--- START OF Given records ---

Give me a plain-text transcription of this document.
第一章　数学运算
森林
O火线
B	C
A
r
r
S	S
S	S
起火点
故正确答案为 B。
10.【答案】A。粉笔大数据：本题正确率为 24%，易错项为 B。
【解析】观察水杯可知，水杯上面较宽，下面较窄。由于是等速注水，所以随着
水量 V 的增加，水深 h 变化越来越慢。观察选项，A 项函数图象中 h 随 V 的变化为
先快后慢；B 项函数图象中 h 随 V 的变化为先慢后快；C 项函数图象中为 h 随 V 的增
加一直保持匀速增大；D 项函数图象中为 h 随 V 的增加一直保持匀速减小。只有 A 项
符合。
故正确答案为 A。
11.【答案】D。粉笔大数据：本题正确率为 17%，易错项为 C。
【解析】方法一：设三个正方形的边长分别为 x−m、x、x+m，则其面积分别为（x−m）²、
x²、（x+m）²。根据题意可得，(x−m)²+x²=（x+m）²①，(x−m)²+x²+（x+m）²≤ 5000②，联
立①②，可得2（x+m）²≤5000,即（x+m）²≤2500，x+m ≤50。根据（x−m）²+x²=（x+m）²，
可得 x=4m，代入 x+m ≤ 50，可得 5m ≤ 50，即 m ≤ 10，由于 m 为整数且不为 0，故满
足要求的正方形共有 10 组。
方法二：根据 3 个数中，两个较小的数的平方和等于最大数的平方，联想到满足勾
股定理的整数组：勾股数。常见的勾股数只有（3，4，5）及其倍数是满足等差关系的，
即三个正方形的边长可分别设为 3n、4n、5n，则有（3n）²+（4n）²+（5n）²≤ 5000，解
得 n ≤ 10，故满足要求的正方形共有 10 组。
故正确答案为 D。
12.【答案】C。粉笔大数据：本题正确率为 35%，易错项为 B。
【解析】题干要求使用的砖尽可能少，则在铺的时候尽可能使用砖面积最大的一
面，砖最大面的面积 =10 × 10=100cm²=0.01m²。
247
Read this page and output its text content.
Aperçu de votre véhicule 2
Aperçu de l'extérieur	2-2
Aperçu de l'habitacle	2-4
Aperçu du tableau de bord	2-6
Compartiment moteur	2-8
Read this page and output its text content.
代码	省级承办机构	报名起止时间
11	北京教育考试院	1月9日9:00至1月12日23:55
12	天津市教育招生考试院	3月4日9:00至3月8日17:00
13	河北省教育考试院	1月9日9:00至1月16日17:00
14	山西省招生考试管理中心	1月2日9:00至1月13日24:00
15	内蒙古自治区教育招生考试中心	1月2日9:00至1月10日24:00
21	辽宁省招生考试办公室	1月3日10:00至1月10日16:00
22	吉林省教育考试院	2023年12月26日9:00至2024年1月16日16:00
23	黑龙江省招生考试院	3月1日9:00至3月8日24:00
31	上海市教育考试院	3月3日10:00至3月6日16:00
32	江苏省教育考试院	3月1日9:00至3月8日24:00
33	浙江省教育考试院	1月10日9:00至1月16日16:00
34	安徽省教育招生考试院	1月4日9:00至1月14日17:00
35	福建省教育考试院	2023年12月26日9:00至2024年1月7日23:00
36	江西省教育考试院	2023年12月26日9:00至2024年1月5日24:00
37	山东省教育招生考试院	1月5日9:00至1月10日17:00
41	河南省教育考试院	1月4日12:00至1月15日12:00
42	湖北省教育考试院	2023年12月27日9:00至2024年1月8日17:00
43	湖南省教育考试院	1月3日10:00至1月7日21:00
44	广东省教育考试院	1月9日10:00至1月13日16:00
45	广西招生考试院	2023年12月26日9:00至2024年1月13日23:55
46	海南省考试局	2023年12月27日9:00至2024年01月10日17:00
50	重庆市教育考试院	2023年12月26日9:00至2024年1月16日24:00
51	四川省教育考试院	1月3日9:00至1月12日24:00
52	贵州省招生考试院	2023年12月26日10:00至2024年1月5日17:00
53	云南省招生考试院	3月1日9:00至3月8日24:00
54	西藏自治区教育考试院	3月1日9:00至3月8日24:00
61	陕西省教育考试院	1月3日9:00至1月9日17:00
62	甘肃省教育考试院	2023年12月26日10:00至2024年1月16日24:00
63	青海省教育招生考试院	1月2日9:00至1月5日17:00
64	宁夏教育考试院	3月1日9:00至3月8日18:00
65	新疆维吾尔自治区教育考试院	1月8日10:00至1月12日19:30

--- END OF Given records ---

## Goal
All of the records must be repeated exactly.

## In response
Give me a plain-text transcription of this document.
第一章　数学运算
森林
O火线
B	C
A
r
r
S	S
S	S
起火点
故正确答案为 B。
10.【答案】A。粉笔大数据：本题正确率为 24%，易错项为 B。
【解析】观察水杯可知，水杯上面较宽，下面较窄。由于是等速注水，所以随着
水量 V 的增加，水深 h 变化越来越慢。观察选项，A 项函数图象中 h 随 V 的变化为
先快后慢；B 项函数图象中 h 随 V 的变化为先慢后快；C 项函数图象中为 h 随 V 的增
加一直保持匀速增大；D 项函数图象中为 h 随 V 的增加一直保持匀速减小。只有 A 项
符合。
故正确答案为 A。
11.【答案】D。粉笔大数据：本题正确率为 17%，易错项为 C。
【解析】方法一：设三个正方形的边长分别为 x−m、x、x+m，则其面积分别为（x−m）²、
x²、（x+m）²。根据题意可得，(x−m)²+x²=（x+m）²①，(x−m)²+x²+（x+m）²≤ 5000②，联
立①②，可得2（x+m）²≤5000,即（x+m）²≤2500，x+m ≤50。根据（x−m）²+x²=（x+m）²，
可得 x=4m，代入 x+m ≤ 50，可得 5m ≤ 50，即 m ≤ 10，由于 m 为整数且不为 0，故满
足要求的正方形共有 10 组。
方法二：根据 3 个数中，两个较小的数的平方和等于最大数的平方，联想到满足勾
股定理的整数组：勾股数。常见的勾股数只有（3，4，5）及其倍数是满足等差关系的，
即三个正方形的边长可分别设为 3n、4n、5n，则有（3n）²+（4n）²+（5n）²≤ 5000，解
得 n ≤ 10，故满足要求的正方形共有 10 组。
故正确答案为 D。
12.【答案】C。粉笔大数据：本题正确率为 35%，易错项为 B。
【解析】题干要求使用的砖尽可能少，则在铺的时候尽可能使用砖面积最大的一
面，砖最大面的面积 =10 × 10=100cm²=0.01m²。
247
Read this page and output its text content.
Aperçu de votre véhicule 2
Aperçu de l'extérieur	2-2
Aperçu de l'habitacle	2-4
Aperçu du tableau de bord	2-6
Compartiment moteur	2-8
Read this page and output its text content.
代码	省级承办机构	报名起止时间
11	北京教育考试院	1月9日9:00至1月12日23:55
12	天津市教育招生考试院	3月4日9:00至3月8日17:00
13	河北省教育考试院	1月9日9:00至1月16日17:00
14	山西省招生考试管理中心	1月2日9:00至1月13日24:00
15	内蒙古自治区教育招生考试中心	1月2日9:00至1月10日24:00
21	辽宁省招生考试办公室	1月3日10:00至1月10日16:00
22	吉林省教育考试院	2023年12月26日9:00至2024年1月16日16:00
23	黑龙江省招生考试院	3月1日9:00至3月8日24:00
31	上海市教育考试院	3月3日10:00至3月6日16:00
32	江苏省教育考试院	3月1日9:00至3月8日24:00
33	浙江省教育考试院	1月10日9:00至1月16日16:00
34	安徽省教育招生考试院	1月4日9:00至1月14日17:00
35	福建省教育考试院	2023年12月26日9:00至2024年1月7日23:00
36	江西省教育考试院	2023年12月26日9:00至2024年1月5日24:00
37	山东省教育招生考试院	1月5日9:00至1月10日17:00
41	河南省教育考试院	1月4日12:00至1月15日12:00
42	湖北省教育考试院	2023年12月27日9:00至2024年1月8日17:00
43	湖南省教育考试院	1月3日10:00至1月7日21:00
44	广东省教育考试院	1月9日10:00至1月13日16:00
45	广西招生考试院	2023年12月26日9:00至2024年1月13日23:55
46	海南省考试局	2023年12月27日9:00至2024年01月10日17:00
50	重庆市教育考试院	2023年12月26日9:00至2024年1月16日24:00
51	四川省教育考试院	1月3日9:00至1月12日24:00
52	贵州省招生考试院	2023年12月26日10:00至2024年1月5日17:00
53	云南省招生考试院	3月1日9:00至3月8日24:00
54	西藏自治区教育考试院	3月1日9:00至3月8日24:00
61	陕西省教育考试院	1月3日9:00至1月9日17:00
62	甘肃省教育考试院	2023年12月26日10:00至2024年1月16日24:00
63	青海省教育招生考试院	1月2日9:00至1月5日17:00
64	宁夏教育考试院	3月1日9:00至3月8日18:00
65	新疆维吾尔自治区教育考试院	1月8日10:00至1月12日19:30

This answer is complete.